*Trecho selecionado*:
---+---

O que significa mais de 26 mil km2 devastados na Amazônia

O governo divulgou anteontem mais um índice anual de desmatamento na Amazônia produzido pelo Instituto Nacional de Pesquisas Espaciais (Inpe): entre agosto de 2002 e julho de 2003, 24,6 mil km2 de florestas foram suprimidos, mais do que os 23,7 mil km2 que haviam sido estimados no ano passado. Divulgou, ainda, a estimativa oficial de que outros 26,1 mil km2 teriam sido desmatados entre agosto de 2003 e julho de 2004, a ser confirmada até o final deste ano. O índice de 2003 só é inferior ao pico histórico de 29 mil km2 ocorrido em 1995, ano de implantação do Plano Real, mas, caso se confirmem as estimativas, o índice de 2004 ocupará o seu lugar, representando um aumento de cerca de 6% em relação ao índice anterior.

A média do desmatamento durante os anos 90 havia sido de 16,8 mil km2 anuais. Aquele patamar já havia sido considerado mundialmente extravagante e colocado o Brasil como foco principal das preocupações sobre o futuro das florestas tropicais do planeta. Já o destacava como recordista entre outras graves situações, como a do sudeste asiático – Indonésia e Malásia, principalmente – fortemente impactado pela gula japonesa em consumo de madeiras tropicais. O país assumia, então, um papel destacado entre os maiores emissores atuais de gases estufa, sendo que apenas o desmatamento na Amazônia representou a liberação de cerca de 200 milhões de toneladas (líquidas) de carbono por ano na atmosfera terrestre. Em 1994, o desmatamento na Amazônia já respondia por mais de 70% das emissões brasileiras destes gases, segundo o inventário nacional de emissões divulgado pelo governo brasileiro no ano passado. Um perfil de emissões invertido em relação à composição das emissões globais, já que ¾ destas estão associados à queima de combustíveis fósseis – petróleo, carvão e gás natural – e apenas o quarto restante decorre dos desmatamentos e usos inadequados do solo.

---+---

*Trechos da listagem*:
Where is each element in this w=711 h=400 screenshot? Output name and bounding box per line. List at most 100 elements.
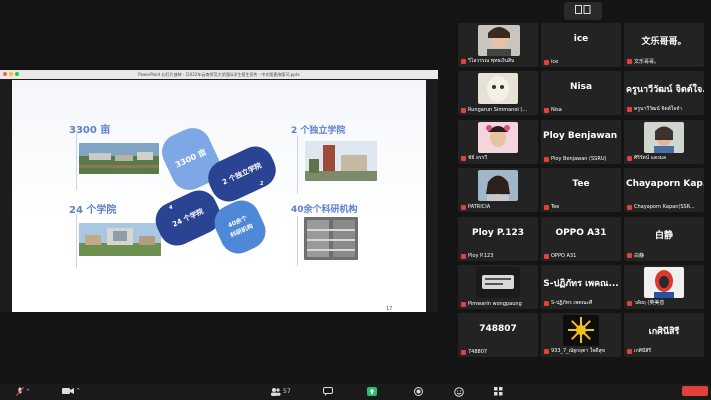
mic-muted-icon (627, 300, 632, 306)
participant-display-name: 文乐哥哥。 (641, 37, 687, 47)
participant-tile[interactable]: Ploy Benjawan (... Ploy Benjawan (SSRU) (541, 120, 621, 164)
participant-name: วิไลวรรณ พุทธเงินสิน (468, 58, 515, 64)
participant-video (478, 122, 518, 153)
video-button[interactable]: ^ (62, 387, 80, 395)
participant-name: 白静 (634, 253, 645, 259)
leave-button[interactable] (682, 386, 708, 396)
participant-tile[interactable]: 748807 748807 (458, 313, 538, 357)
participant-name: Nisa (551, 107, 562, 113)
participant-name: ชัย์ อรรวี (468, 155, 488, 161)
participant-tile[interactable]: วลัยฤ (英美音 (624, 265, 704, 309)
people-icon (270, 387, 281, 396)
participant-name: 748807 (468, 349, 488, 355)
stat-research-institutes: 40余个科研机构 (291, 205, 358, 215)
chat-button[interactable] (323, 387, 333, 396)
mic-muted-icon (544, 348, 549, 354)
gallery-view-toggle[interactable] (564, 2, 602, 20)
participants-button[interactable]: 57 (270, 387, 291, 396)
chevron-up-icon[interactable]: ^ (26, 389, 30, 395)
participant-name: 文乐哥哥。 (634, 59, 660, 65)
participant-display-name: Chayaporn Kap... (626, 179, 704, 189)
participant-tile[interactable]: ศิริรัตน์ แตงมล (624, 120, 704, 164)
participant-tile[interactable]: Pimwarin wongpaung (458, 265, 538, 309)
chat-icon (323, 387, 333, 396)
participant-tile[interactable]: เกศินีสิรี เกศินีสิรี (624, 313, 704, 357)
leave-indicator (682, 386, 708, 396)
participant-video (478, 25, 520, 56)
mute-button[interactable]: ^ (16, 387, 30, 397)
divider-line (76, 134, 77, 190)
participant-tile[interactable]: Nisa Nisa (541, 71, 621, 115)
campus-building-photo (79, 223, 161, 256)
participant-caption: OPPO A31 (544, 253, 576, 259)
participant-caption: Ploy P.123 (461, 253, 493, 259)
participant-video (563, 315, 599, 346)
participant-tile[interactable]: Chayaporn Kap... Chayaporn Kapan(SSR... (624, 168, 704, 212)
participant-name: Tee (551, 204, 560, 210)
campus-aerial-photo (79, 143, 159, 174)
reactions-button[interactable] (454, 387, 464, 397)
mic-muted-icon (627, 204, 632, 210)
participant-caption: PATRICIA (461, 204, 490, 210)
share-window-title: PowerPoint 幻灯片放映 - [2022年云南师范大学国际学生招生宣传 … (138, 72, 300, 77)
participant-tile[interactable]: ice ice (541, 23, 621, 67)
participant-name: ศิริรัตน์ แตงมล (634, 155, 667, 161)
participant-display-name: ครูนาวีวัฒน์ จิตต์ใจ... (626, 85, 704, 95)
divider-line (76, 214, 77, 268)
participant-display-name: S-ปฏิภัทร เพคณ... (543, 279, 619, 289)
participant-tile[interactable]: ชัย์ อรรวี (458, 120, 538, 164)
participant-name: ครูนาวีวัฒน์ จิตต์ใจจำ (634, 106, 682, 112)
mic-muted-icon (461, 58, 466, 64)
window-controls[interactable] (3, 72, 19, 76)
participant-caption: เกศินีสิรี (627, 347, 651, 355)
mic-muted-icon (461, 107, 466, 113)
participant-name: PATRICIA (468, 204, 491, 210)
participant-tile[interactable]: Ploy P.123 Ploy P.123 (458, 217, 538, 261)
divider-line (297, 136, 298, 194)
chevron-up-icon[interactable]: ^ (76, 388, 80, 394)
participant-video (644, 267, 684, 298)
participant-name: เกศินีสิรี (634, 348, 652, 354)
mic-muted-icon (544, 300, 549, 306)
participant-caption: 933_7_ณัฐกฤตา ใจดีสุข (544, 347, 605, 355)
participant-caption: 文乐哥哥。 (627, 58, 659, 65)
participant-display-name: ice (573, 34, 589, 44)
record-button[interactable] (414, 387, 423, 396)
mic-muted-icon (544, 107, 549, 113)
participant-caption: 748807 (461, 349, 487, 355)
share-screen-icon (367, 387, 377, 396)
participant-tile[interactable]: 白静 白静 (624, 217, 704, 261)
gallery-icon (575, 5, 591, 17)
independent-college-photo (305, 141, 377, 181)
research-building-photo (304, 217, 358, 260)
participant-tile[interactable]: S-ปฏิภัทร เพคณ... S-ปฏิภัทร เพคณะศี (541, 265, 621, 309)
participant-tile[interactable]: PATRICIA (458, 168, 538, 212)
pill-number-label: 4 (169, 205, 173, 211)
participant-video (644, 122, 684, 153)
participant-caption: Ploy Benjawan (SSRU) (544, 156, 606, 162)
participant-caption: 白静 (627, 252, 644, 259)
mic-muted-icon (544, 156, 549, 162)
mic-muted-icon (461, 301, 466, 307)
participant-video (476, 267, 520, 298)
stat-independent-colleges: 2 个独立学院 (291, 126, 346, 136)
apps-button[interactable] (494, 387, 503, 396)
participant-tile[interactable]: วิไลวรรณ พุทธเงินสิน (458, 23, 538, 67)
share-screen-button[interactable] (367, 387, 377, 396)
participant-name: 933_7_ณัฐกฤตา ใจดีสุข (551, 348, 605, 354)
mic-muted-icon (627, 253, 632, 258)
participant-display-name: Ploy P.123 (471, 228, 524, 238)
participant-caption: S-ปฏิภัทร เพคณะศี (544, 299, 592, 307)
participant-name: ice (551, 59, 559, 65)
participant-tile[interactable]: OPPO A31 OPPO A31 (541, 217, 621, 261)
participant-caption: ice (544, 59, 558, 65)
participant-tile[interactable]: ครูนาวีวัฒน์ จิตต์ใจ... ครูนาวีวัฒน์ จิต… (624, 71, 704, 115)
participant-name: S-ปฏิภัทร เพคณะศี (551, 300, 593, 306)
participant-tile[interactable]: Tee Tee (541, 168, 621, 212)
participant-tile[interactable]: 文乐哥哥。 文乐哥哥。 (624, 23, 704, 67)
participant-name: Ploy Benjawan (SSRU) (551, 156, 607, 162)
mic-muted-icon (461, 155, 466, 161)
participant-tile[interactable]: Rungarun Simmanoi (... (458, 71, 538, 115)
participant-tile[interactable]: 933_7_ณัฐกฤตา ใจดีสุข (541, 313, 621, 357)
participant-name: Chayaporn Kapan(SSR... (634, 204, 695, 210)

---+---

*O que se pede*: Transcreva do texto sobre o desmatamento na Amazônia a passagem que começa em "O que significa" e termina em "ao índice anterior.". Baseie-se somente no texto sobre o desmatamento na Amazônia.

*Resposta correta*:
O que significa mais de 26 mil km2 devastados na Amazônia

O governo divulgou anteontem mais um índice anual de desmatamento na Amazônia produzido pelo Instituto Nacional de Pesquisas Espaciais (Inpe): entre agosto de 2002 e julho de 2003, 24,6 mil km2 de florestas foram suprimidos, mais do que os 23,7 mil km2 que haviam sido estimados no ano passado. Divulgou, ainda, a estimativa oficial de que outros 26,1 mil km2 teriam sido desmatados entre agosto de 2003 e julho de 2004, a ser confirmada até o final deste ano. O índice de 2003 só é inferior ao pico histórico de 29 mil km2 ocorrido em 1995, ano de implantação do Plano Real, mas, caso se confirmem as estimativas, o índice de 2004 ocupará o seu lugar, representando um aumento de cerca de 6% em relação ao índice anterior.